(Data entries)
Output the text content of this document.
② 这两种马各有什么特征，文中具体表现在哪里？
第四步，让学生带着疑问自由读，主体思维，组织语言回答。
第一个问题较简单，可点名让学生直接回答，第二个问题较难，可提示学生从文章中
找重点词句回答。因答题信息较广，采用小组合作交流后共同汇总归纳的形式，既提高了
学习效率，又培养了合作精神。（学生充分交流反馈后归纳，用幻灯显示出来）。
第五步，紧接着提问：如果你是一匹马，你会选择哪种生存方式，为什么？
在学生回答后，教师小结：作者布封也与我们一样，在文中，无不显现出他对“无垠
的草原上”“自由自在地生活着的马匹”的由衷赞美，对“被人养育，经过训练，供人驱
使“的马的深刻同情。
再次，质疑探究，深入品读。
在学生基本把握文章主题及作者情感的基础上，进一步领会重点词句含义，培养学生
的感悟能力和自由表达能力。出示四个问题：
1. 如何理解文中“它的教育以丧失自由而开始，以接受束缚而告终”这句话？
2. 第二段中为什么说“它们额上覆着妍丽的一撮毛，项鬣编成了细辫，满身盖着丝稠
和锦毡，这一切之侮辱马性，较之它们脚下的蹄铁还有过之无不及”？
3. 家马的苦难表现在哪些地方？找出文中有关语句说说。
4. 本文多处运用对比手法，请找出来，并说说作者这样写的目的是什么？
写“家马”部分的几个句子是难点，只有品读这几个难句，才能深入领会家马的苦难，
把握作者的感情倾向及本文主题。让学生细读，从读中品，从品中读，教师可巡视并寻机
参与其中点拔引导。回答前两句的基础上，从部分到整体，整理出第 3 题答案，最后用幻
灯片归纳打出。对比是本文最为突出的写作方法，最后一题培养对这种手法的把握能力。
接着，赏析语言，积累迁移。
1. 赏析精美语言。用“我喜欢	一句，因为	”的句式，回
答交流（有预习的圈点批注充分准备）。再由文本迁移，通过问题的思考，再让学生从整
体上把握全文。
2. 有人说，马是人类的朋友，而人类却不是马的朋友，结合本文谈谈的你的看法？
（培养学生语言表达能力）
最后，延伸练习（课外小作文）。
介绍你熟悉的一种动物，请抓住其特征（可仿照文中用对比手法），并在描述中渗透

SHORT EXERCISE.
Every record shown above should be written out again exactly.

EXERCISE SOLUTION.
Output the text content of this document.
② 这两种马各有什么特征，文中具体表现在哪里？
第四步，让学生带着疑问自由读，主体思维，组织语言回答。
第一个问题较简单，可点名让学生直接回答，第二个问题较难，可提示学生从文章中
找重点词句回答。因答题信息较广，采用小组合作交流后共同汇总归纳的形式，既提高了
学习效率，又培养了合作精神。（学生充分交流反馈后归纳，用幻灯显示出来）。
第五步，紧接着提问：如果你是一匹马，你会选择哪种生存方式，为什么？
在学生回答后，教师小结：作者布封也与我们一样，在文中，无不显现出他对“无垠
的草原上”“自由自在地生活着的马匹”的由衷赞美，对“被人养育，经过训练，供人驱
使“的马的深刻同情。
再次，质疑探究，深入品读。
在学生基本把握文章主题及作者情感的基础上，进一步领会重点词句含义，培养学生
的感悟能力和自由表达能力。出示四个问题：
1. 如何理解文中“它的教育以丧失自由而开始，以接受束缚而告终”这句话？
2. 第二段中为什么说“它们额上覆着妍丽的一撮毛，项鬣编成了细辫，满身盖着丝稠
和锦毡，这一切之侮辱马性，较之它们脚下的蹄铁还有过之无不及”？
3. 家马的苦难表现在哪些地方？找出文中有关语句说说。
4. 本文多处运用对比手法，请找出来，并说说作者这样写的目的是什么？
写“家马”部分的几个句子是难点，只有品读这几个难句，才能深入领会家马的苦难，
把握作者的感情倾向及本文主题。让学生细读，从读中品，从品中读，教师可巡视并寻机
参与其中点拔引导。回答前两句的基础上，从部分到整体，整理出第 3 题答案，最后用幻
灯片归纳打出。对比是本文最为突出的写作方法，最后一题培养对这种手法的把握能力。
接着，赏析语言，积累迁移。
1. 赏析精美语言。用“我喜欢	一句，因为	”的句式，回
答交流（有预习的圈点批注充分准备）。再由文本迁移，通过问题的思考，再让学生从整
体上把握全文。
2. 有人说，马是人类的朋友，而人类却不是马的朋友，结合本文谈谈的你的看法？
（培养学生语言表达能力）
最后，延伸练习（课外小作文）。
介绍你熟悉的一种动物，请抓住其特征（可仿照文中用对比手法），并在描述中渗透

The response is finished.